▸ **Short task**:
Among the entries, which lines carry the string "this"? Copy each of them.

▸ **Data shown**:
______

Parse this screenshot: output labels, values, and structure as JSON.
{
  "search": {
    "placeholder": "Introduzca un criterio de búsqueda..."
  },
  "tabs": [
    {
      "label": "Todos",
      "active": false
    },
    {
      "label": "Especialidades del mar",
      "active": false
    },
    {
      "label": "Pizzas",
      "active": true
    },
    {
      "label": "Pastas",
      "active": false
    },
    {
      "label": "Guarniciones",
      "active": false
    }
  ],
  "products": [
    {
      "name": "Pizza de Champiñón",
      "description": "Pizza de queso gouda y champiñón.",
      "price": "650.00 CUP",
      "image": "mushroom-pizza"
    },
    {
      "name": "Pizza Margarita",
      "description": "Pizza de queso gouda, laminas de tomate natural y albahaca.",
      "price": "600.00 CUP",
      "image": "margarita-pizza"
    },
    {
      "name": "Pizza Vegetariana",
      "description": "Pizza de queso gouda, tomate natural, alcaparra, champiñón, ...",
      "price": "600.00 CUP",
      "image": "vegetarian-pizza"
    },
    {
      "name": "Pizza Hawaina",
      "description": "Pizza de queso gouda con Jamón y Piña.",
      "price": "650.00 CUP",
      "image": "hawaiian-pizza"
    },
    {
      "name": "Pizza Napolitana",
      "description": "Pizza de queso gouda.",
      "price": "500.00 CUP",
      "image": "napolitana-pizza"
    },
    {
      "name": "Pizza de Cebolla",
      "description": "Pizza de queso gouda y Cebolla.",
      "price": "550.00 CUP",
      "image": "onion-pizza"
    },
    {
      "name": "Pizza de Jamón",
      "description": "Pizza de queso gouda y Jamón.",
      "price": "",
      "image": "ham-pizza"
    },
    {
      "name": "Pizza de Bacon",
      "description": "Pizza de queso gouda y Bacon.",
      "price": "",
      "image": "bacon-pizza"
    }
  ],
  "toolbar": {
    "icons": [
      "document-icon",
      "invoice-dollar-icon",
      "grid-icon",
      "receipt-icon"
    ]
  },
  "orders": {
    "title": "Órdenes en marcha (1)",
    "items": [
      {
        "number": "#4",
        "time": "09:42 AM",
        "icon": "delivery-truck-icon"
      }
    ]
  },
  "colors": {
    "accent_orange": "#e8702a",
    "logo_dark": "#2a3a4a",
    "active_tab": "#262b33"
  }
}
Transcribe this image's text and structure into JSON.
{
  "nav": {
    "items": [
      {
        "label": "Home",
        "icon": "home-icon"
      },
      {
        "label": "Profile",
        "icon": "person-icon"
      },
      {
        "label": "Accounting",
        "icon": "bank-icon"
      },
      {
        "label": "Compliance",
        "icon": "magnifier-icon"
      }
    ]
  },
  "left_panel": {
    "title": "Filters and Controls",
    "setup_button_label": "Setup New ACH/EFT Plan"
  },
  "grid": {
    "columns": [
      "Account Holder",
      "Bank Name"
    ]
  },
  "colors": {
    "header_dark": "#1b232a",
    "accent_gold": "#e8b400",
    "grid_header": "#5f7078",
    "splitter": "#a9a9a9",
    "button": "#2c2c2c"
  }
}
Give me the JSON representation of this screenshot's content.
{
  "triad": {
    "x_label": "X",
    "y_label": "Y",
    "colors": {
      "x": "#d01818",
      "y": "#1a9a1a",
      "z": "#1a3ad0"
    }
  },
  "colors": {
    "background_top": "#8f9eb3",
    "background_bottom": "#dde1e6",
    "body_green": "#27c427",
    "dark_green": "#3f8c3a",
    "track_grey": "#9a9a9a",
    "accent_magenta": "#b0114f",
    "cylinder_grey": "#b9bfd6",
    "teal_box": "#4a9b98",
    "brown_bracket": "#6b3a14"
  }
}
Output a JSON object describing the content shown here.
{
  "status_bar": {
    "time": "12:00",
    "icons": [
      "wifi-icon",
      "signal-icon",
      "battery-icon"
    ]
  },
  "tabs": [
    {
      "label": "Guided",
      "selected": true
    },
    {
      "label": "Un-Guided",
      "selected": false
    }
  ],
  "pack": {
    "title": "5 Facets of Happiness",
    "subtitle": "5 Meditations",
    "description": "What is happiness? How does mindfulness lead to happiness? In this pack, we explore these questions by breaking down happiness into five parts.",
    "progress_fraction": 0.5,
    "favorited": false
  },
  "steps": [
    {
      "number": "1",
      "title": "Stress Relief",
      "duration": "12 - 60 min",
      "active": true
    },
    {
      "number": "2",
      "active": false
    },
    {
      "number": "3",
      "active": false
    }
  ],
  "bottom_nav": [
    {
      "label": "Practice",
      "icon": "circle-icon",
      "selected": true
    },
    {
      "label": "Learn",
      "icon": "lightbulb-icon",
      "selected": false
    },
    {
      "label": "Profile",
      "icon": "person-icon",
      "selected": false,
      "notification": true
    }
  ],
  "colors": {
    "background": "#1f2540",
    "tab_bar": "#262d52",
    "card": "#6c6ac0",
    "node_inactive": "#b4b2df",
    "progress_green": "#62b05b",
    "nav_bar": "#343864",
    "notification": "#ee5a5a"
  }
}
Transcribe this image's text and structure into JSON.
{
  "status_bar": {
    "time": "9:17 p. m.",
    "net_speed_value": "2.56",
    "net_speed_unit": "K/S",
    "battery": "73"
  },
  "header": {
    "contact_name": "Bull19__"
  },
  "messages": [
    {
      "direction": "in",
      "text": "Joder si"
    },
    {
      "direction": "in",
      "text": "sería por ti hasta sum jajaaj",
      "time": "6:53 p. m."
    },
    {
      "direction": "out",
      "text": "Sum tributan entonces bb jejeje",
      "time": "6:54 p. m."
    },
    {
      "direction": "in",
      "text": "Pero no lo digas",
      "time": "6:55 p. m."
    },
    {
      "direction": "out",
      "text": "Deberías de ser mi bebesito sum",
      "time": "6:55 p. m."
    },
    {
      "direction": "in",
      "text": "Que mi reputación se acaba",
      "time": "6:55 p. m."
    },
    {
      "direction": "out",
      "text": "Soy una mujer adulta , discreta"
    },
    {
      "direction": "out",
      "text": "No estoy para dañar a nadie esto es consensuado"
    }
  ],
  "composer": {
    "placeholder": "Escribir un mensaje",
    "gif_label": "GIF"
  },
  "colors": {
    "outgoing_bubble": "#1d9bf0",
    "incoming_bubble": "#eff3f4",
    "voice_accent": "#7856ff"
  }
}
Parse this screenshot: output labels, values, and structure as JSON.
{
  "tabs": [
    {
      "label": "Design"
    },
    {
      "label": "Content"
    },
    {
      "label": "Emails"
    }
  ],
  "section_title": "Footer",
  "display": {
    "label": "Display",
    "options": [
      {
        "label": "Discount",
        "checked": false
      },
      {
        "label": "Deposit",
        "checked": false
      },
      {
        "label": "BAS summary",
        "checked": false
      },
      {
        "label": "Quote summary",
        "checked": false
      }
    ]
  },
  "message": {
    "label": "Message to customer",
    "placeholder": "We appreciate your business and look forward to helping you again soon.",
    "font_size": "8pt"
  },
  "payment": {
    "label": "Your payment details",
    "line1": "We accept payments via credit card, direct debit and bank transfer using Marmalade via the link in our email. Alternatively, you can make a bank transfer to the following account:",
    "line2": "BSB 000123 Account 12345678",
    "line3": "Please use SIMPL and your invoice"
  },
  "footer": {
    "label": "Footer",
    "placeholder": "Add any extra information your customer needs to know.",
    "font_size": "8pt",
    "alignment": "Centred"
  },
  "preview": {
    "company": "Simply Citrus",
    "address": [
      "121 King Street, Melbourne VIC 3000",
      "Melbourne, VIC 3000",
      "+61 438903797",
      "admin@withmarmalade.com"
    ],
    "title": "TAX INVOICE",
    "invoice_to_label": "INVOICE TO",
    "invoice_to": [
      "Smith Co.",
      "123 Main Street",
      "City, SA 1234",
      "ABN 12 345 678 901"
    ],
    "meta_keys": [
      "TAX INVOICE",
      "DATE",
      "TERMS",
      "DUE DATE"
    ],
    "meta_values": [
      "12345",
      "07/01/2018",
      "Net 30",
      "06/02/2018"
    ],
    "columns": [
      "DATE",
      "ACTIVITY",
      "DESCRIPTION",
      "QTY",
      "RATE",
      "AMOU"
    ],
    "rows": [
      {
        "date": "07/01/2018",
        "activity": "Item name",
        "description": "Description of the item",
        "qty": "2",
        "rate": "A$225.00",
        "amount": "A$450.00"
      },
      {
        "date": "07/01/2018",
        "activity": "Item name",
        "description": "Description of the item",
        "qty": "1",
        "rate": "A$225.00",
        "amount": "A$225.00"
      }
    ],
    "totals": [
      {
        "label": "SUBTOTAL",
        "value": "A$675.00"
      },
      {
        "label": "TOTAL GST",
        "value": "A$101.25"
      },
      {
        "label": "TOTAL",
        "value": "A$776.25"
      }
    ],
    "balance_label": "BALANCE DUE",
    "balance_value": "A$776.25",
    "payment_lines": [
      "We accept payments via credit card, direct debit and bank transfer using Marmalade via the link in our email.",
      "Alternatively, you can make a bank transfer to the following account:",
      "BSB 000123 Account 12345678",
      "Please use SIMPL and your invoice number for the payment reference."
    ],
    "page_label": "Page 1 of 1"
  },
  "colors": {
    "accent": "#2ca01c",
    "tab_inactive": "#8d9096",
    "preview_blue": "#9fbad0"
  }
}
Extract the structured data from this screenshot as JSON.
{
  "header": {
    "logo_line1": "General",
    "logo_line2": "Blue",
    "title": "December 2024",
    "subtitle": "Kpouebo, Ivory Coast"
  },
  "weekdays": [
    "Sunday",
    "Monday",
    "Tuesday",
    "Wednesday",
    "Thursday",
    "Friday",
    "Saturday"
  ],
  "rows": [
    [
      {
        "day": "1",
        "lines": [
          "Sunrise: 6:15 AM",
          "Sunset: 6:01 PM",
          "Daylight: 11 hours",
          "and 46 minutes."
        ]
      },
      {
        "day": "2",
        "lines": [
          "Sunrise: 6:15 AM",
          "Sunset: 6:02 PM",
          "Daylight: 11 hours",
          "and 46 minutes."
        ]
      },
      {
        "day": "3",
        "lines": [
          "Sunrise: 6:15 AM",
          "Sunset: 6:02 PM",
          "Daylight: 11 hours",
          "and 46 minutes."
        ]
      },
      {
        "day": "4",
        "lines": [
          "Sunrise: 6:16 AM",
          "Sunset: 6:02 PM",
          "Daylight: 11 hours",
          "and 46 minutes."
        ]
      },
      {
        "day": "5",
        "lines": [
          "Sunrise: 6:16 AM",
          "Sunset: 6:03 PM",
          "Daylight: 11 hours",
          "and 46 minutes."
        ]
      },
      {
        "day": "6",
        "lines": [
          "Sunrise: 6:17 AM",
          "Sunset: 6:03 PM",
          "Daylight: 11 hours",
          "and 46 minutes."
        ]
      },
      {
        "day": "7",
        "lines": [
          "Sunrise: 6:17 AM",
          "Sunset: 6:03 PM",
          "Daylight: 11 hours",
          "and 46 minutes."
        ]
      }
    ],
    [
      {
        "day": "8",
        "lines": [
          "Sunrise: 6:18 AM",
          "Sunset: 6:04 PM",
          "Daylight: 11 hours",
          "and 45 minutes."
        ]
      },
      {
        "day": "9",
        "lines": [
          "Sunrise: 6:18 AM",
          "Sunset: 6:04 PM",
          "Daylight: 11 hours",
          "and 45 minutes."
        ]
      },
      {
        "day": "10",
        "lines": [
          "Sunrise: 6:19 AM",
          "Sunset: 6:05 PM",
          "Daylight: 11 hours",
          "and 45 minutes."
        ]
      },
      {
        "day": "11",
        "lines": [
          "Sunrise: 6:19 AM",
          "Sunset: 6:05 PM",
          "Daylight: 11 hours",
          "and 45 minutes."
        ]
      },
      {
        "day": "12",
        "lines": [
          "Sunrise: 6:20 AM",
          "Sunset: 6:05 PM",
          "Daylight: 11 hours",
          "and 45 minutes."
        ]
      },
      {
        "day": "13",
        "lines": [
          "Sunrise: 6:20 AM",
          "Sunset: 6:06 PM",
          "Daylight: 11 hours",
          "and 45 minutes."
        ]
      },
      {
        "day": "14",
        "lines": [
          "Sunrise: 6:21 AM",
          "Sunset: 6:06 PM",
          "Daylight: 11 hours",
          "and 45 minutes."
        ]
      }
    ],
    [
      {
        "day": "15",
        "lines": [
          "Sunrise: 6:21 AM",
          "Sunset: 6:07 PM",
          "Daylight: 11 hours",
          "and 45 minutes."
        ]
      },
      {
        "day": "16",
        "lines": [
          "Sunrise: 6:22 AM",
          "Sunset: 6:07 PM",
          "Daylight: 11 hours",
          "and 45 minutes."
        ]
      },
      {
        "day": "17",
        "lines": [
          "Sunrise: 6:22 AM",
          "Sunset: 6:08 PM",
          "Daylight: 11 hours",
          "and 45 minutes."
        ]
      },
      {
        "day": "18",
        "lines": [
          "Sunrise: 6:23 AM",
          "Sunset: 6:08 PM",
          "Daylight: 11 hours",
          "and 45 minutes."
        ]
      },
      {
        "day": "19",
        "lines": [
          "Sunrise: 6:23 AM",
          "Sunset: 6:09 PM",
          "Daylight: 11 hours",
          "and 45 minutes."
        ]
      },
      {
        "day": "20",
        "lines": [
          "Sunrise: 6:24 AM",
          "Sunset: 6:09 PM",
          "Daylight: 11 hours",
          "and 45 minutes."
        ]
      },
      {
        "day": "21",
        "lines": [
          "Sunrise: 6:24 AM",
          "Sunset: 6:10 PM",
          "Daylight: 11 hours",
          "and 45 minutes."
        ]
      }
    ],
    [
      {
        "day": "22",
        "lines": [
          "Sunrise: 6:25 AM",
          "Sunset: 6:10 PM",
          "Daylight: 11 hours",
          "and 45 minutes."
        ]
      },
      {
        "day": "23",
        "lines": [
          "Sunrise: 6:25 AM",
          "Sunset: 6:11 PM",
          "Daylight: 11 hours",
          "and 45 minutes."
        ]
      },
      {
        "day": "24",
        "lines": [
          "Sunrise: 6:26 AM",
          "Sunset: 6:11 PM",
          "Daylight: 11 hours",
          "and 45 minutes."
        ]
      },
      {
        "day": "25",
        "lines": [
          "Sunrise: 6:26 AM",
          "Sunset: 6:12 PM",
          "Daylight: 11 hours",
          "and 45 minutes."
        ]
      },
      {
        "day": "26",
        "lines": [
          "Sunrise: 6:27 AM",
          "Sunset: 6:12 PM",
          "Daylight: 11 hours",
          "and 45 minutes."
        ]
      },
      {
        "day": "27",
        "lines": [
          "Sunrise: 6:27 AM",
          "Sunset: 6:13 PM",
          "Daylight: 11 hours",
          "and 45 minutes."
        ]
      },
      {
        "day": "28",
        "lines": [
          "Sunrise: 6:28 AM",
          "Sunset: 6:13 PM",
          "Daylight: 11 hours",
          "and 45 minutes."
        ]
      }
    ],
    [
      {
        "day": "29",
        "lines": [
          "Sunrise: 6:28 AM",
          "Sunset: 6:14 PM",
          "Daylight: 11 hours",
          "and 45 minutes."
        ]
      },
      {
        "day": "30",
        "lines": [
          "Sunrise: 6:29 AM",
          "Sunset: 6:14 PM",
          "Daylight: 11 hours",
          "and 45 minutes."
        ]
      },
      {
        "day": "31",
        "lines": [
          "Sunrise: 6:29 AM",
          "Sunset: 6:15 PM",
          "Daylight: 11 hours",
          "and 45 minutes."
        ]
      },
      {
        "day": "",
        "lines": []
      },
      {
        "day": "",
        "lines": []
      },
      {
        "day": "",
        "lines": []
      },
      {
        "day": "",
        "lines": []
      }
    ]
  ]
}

______

▸ **Answer for the task**:
Parse this screenshot: output labels, values, and structure as JSON.
Transcribe this image's text and structure into JSON.
Give me the JSON representation of this screenshot's content.
    "description": "What is happiness? How does mindfulness lead to happiness? In this pack, we explore these questions by breaking down happiness into five parts.",
Transcribe this image's text and structure into JSON.
Parse this screenshot: output labels, values, and structure as JSON.
Extract the structured data from this screenshot as JSON.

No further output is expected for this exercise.